## WORK REQUIRED
Copy exactly, and only, the lines from the line containing "Output a JSON" through the last line of the records below, both included, and leave out any pictures.

## ENTRIES SUPPLIED

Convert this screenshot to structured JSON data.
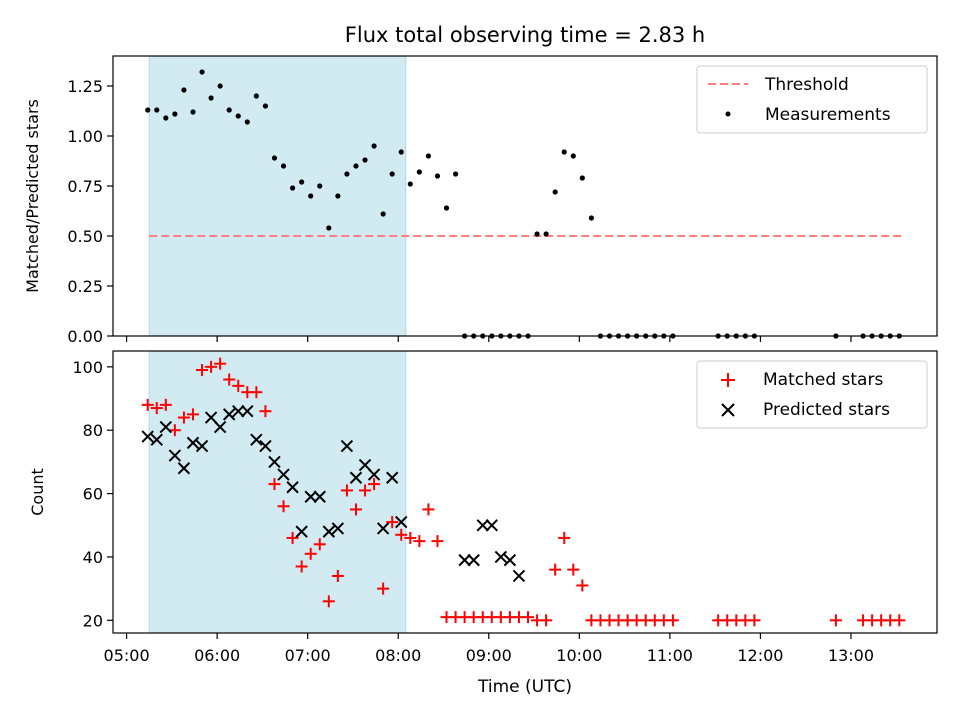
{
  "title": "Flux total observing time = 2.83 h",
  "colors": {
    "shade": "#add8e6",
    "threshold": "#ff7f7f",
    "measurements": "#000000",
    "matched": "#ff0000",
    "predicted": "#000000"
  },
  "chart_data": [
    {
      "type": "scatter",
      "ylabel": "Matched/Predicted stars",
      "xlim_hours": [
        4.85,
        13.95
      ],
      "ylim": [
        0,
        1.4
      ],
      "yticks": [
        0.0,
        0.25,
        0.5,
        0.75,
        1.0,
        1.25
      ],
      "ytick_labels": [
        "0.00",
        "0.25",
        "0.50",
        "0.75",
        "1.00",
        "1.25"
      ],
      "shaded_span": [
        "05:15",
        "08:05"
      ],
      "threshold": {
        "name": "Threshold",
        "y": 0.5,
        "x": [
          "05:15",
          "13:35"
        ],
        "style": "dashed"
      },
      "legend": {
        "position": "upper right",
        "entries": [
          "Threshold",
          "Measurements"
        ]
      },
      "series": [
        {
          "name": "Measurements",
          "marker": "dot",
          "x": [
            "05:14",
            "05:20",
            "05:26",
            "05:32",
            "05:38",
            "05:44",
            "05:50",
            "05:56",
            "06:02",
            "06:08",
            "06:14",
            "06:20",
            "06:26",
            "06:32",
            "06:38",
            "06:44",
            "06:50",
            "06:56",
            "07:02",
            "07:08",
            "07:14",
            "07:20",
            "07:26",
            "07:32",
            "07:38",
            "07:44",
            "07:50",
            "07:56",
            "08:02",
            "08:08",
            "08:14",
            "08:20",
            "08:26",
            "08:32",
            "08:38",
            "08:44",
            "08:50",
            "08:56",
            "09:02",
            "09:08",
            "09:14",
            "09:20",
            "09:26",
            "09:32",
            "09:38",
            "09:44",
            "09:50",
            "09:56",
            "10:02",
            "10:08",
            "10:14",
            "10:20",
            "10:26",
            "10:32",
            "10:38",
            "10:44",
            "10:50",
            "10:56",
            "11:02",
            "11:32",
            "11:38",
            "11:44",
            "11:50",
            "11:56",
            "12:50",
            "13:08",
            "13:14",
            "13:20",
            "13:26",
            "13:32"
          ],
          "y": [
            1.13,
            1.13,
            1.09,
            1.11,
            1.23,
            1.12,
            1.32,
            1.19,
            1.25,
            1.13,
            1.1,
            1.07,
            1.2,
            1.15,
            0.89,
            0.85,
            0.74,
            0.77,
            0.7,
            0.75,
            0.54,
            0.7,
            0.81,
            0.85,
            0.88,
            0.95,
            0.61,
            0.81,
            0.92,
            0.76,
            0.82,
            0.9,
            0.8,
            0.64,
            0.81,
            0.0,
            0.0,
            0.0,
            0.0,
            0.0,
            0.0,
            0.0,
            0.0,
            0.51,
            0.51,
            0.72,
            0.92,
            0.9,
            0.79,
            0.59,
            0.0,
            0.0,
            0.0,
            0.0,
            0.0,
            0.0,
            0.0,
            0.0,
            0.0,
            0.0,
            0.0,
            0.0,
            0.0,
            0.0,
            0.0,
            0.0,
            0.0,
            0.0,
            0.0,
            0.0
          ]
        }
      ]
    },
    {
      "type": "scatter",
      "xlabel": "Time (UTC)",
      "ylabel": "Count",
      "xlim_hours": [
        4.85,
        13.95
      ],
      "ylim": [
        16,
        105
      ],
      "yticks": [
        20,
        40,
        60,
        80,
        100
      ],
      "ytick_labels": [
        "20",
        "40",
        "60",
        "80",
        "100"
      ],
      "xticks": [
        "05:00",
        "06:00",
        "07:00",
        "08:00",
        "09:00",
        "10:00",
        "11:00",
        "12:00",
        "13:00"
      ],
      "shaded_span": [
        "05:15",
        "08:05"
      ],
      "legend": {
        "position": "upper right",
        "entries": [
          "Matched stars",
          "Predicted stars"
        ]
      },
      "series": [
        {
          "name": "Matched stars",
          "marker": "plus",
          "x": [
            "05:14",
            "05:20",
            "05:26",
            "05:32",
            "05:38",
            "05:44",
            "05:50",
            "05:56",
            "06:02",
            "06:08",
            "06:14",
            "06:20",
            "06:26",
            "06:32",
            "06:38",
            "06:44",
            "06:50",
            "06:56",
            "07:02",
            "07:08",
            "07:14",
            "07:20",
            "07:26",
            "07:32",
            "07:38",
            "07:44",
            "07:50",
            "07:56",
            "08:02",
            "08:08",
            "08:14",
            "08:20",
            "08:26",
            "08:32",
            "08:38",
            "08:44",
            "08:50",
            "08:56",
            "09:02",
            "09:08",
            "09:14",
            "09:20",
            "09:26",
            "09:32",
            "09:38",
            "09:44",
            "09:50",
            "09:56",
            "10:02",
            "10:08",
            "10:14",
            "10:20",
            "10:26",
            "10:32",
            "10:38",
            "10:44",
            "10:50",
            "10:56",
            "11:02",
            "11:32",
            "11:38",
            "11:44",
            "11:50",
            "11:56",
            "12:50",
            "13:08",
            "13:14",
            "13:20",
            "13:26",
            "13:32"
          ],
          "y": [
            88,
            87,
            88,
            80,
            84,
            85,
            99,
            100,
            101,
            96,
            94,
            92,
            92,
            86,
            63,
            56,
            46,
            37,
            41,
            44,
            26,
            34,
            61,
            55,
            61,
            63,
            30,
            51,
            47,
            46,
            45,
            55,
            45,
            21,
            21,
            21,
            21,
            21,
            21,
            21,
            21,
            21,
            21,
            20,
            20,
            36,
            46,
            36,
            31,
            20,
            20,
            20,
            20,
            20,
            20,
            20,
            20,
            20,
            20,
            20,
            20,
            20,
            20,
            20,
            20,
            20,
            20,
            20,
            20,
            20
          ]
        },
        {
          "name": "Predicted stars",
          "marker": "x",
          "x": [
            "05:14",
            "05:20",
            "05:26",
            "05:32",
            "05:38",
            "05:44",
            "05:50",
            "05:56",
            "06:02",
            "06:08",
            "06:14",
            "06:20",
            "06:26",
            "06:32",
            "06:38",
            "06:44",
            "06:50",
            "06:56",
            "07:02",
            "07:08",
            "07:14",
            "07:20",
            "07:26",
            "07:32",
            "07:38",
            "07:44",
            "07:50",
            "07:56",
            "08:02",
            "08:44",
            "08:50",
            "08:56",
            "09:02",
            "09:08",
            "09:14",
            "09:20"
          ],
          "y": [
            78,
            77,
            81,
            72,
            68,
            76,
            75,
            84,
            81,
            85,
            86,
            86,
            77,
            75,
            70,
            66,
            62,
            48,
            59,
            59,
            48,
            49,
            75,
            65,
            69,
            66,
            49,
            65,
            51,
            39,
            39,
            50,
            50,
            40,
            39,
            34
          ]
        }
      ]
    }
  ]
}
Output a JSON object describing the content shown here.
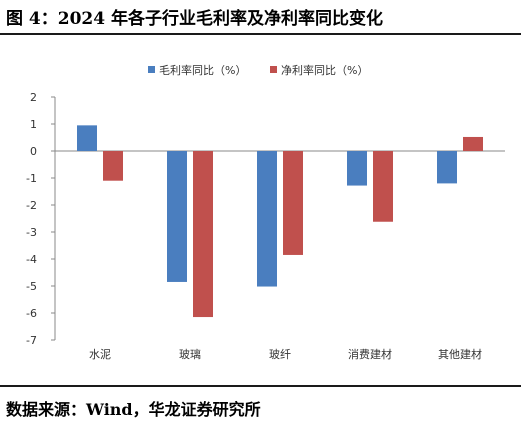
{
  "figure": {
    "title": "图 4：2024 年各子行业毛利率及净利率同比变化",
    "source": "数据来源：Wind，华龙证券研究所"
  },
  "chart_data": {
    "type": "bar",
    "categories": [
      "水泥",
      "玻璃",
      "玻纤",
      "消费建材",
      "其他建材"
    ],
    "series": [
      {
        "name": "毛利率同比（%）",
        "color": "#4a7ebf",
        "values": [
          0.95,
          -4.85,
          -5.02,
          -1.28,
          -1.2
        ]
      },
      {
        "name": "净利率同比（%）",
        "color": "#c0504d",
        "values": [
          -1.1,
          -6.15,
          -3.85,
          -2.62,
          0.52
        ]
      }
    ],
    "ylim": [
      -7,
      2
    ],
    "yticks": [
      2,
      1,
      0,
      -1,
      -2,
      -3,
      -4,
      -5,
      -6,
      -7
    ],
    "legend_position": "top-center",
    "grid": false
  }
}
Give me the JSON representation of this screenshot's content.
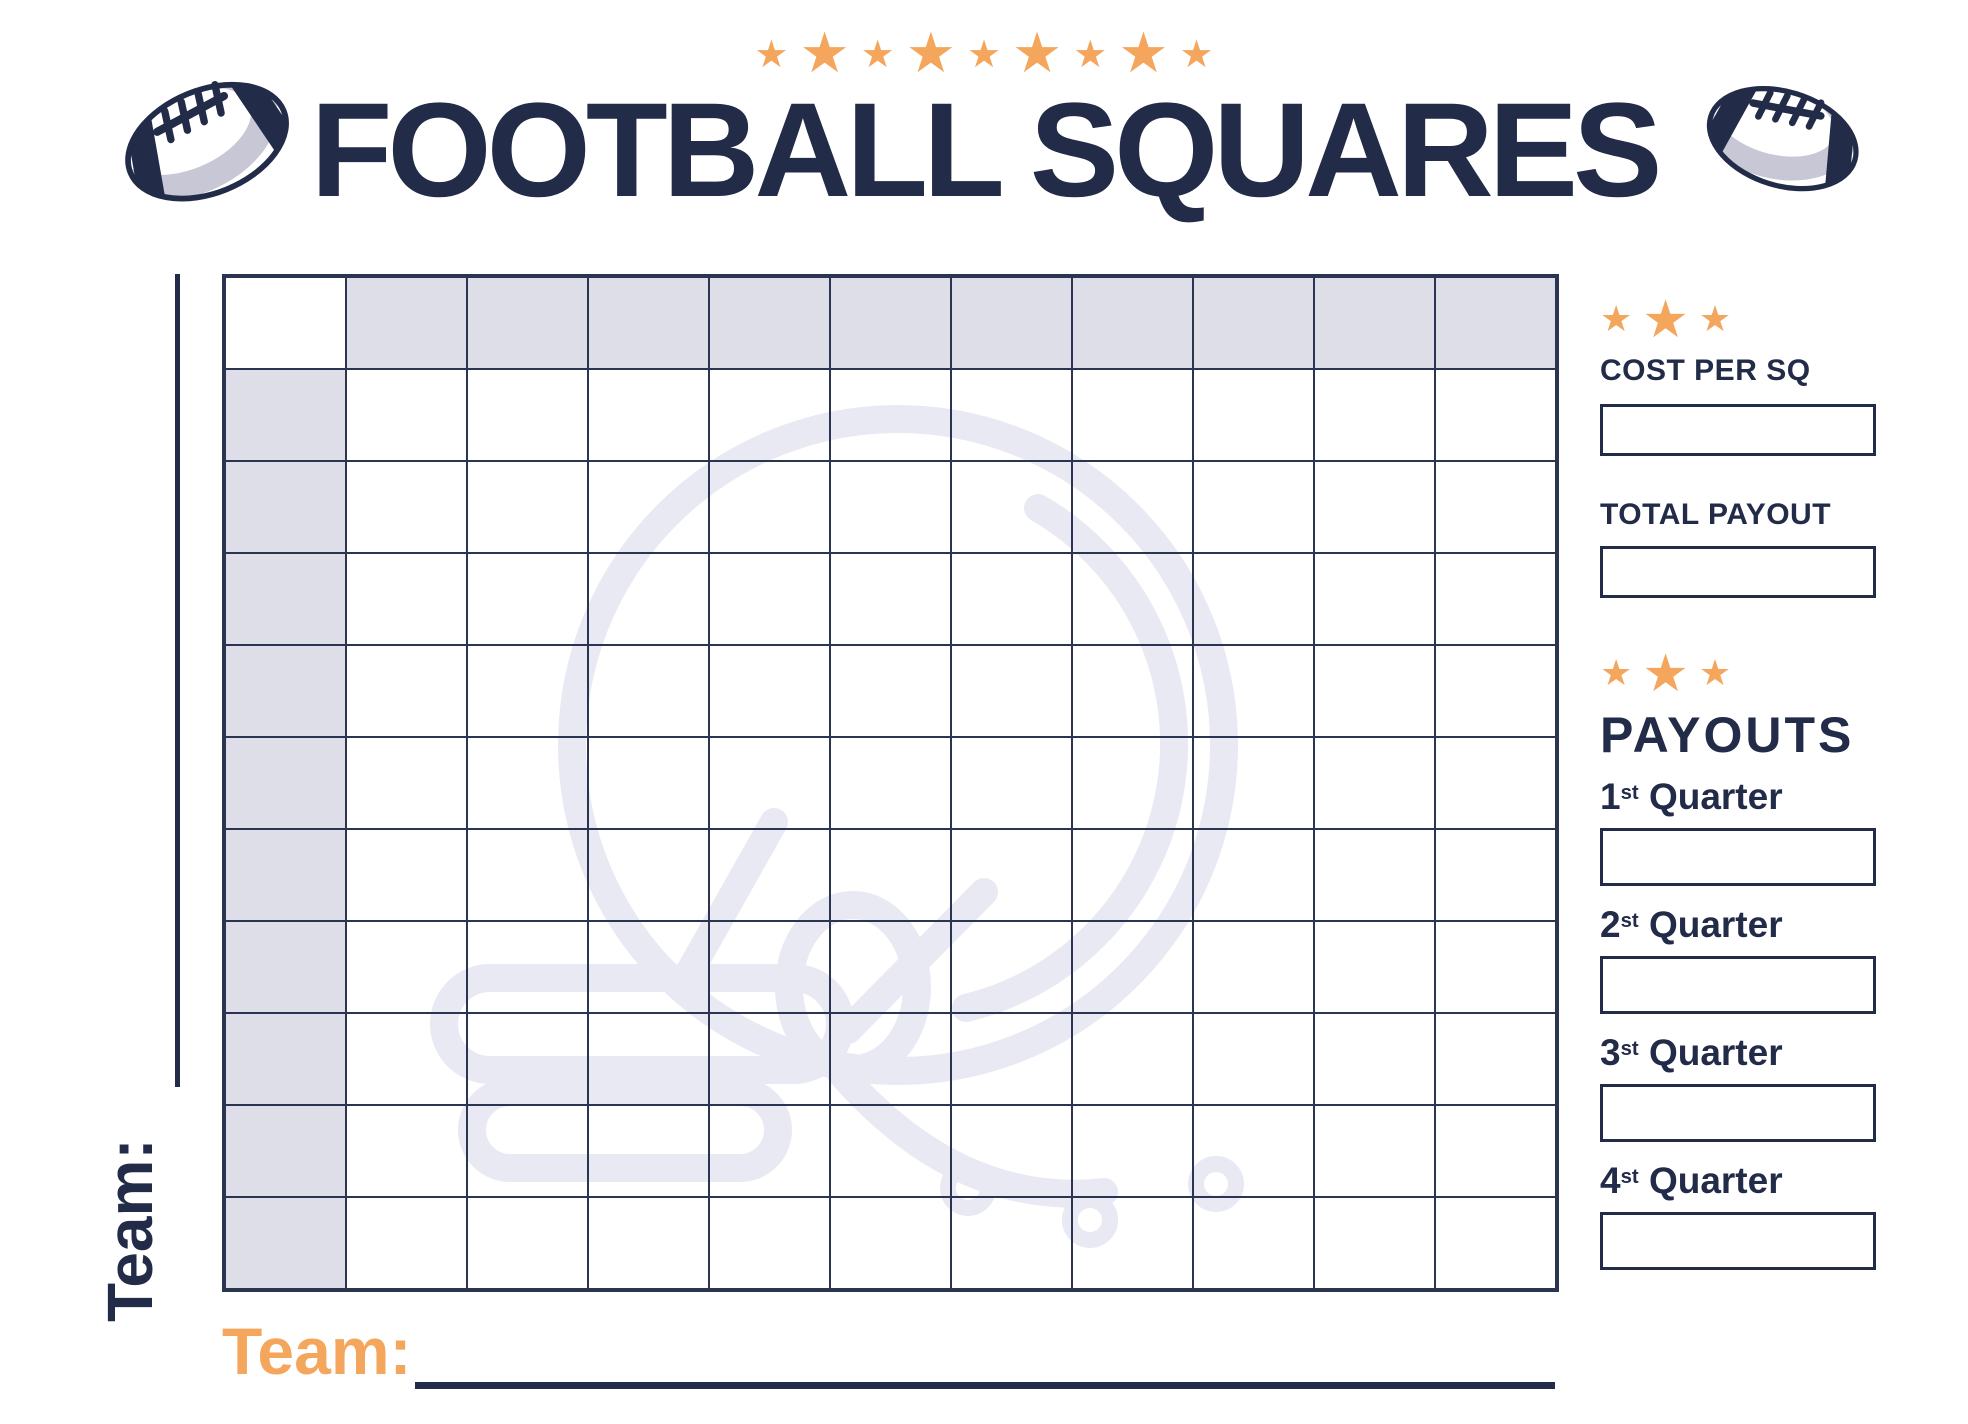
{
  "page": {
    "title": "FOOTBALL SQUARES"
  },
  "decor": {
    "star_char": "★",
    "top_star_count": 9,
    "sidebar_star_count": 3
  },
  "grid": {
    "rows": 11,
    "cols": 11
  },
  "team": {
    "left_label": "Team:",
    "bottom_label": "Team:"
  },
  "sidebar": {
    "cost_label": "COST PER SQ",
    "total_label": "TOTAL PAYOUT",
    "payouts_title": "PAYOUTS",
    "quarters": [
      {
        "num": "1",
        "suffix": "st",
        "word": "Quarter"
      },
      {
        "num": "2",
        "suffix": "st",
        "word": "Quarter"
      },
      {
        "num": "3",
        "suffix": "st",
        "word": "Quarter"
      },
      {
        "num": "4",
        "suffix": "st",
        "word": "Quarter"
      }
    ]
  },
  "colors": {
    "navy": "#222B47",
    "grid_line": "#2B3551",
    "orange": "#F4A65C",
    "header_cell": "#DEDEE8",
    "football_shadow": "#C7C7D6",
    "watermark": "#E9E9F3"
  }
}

## RESULT
Output a JSON object describing the content shown here.
{
  "figure": {
    "title": "图 4：2024 年各子行业毛利率及净利率同比变化",
    "source": "数据来源：Wind，华龙证券研究所"
  },
  "chart_data": {
    "type": "bar",
    "categories": [
      "水泥",
      "玻璃",
      "玻纤",
      "消费建材",
      "其他建材"
    ],
    "series": [
      {
        "name": "毛利率同比（%）",
        "color": "#4a7ebf",
        "values": [
          0.95,
          -4.85,
          -5.02,
          -1.28,
          -1.2
        ]
      },
      {
        "name": "净利率同比（%）",
        "color": "#c0504d",
        "values": [
          -1.1,
          -6.15,
          -3.85,
          -2.62,
          0.52
        ]
      }
    ],
    "ylim": [
      -7,
      2
    ],
    "yticks": [
      2,
      1,
      0,
      -1,
      -2,
      -3,
      -4,
      -5,
      -6,
      -7
    ],
    "legend_position": "top-center",
    "grid": false
  }
}
Give me the JSON representation of this screenshot's content.
{
  "page": {
    "title": "FOOTBALL SQUARES"
  },
  "decor": {
    "star_char": "★",
    "top_star_count": 9,
    "sidebar_star_count": 3
  },
  "grid": {
    "rows": 11,
    "cols": 11
  },
  "team": {
    "left_label": "Team:",
    "bottom_label": "Team:"
  },
  "sidebar": {
    "cost_label": "COST PER SQ",
    "total_label": "TOTAL PAYOUT",
    "payouts_title": "PAYOUTS",
    "quarters": [
      {
        "num": "1",
        "suffix": "st",
        "word": "Quarter"
      },
      {
        "num": "2",
        "suffix": "st",
        "word": "Quarter"
      },
      {
        "num": "3",
        "suffix": "st",
        "word": "Quarter"
      },
      {
        "num": "4",
        "suffix": "st",
        "word": "Quarter"
      }
    ]
  },
  "colors": {
    "navy": "#222B47",
    "grid_line": "#2B3551",
    "orange": "#F4A65C",
    "header_cell": "#DEDEE8",
    "football_shadow": "#C7C7D6",
    "watermark": "#E9E9F3"
  }
}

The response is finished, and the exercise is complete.